>> Begin
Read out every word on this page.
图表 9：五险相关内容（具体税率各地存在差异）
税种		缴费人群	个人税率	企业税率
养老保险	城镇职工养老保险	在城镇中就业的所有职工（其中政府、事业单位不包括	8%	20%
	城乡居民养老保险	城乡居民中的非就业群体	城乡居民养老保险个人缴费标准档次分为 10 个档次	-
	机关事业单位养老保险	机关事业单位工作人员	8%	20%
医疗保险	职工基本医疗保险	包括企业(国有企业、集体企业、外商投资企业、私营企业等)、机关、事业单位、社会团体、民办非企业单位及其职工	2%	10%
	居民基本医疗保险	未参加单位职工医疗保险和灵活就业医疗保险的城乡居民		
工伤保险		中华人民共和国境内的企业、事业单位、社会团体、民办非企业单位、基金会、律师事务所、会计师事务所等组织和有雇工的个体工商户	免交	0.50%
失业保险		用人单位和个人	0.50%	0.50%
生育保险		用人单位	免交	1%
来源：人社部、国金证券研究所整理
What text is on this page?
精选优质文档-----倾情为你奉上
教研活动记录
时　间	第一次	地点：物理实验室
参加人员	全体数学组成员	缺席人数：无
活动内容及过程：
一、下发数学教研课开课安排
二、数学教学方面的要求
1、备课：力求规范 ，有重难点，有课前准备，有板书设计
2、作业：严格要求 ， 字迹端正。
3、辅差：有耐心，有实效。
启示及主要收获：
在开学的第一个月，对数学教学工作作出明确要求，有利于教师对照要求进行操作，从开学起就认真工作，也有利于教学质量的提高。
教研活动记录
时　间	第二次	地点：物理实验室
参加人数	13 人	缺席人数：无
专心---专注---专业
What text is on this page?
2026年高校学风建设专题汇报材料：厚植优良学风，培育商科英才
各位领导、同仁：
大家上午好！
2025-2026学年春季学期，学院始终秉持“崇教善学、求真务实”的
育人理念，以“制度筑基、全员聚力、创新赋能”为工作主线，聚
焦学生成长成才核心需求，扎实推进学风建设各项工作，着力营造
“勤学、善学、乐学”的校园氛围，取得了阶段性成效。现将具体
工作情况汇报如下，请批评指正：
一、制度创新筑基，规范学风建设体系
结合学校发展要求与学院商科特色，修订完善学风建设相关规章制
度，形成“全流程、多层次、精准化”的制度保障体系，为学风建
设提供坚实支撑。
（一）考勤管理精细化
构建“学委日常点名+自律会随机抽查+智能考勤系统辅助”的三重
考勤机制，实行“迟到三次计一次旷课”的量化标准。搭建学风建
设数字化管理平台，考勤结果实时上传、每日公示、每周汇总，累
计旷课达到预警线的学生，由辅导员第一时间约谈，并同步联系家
>> End
**TASK DETAILS:** Print the material above once more, exactly.

**EXERCISE RESPONSE:**
Read out every word on this page.
图表 9：五险相关内容（具体税率各地存在差异）
税种		缴费人群	个人税率	企业税率
养老保险	城镇职工养老保险	在城镇中就业的所有职工（其中政府、事业单位不包括	8%	20%
	城乡居民养老保险	城乡居民中的非就业群体	城乡居民养老保险个人缴费标准档次分为 10 个档次	-
	机关事业单位养老保险	机关事业单位工作人员	8%	20%
医疗保险	职工基本医疗保险	包括企业(国有企业、集体企业、外商投资企业、私营企业等)、机关、事业单位、社会团体、民办非企业单位及其职工	2%	10%
	居民基本医疗保险	未参加单位职工医疗保险和灵活就业医疗保险的城乡居民		
工伤保险		中华人民共和国境内的企业、事业单位、社会团体、民办非企业单位、基金会、律师事务所、会计师事务所等组织和有雇工的个体工商户	免交	0.50%
失业保险		用人单位和个人	0.50%	0.50%
生育保险		用人单位	免交	1%
来源：人社部、国金证券研究所整理
What text is on this page?
精选优质文档-----倾情为你奉上
教研活动记录
时　间	第一次	地点：物理实验室
参加人员	全体数学组成员	缺席人数：无
活动内容及过程：
一、下发数学教研课开课安排
二、数学教学方面的要求
1、备课：力求规范 ，有重难点，有课前准备，有板书设计
2、作业：严格要求 ， 字迹端正。
3、辅差：有耐心，有实效。
启示及主要收获：
在开学的第一个月，对数学教学工作作出明确要求，有利于教师对照要求进行操作，从开学起就认真工作，也有利于教学质量的提高。
教研活动记录
时　间	第二次	地点：物理实验室
参加人数	13 人	缺席人数：无
专心---专注---专业
What text is on this page?
2026年高校学风建设专题汇报材料：厚植优良学风，培育商科英才
各位领导、同仁：
大家上午好！
2025-2026学年春季学期，学院始终秉持“崇教善学、求真务实”的
育人理念，以“制度筑基、全员聚力、创新赋能”为工作主线，聚
焦学生成长成才核心需求，扎实推进学风建设各项工作，着力营造
“勤学、善学、乐学”的校园氛围，取得了阶段性成效。现将具体
工作情况汇报如下，请批评指正：
一、制度创新筑基，规范学风建设体系
结合学校发展要求与学院商科特色，修订完善学风建设相关规章制
度，形成“全流程、多层次、精准化”的制度保障体系，为学风建
设提供坚实支撑。
（一）考勤管理精细化
构建“学委日常点名+自律会随机抽查+智能考勤系统辅助”的三重
考勤机制，实行“迟到三次计一次旷课”的量化标准。搭建学风建
设数字化管理平台，考勤结果实时上传、每日公示、每周汇总，累
计旷课达到预警线的学生，由辅导员第一时间约谈，并同步联系家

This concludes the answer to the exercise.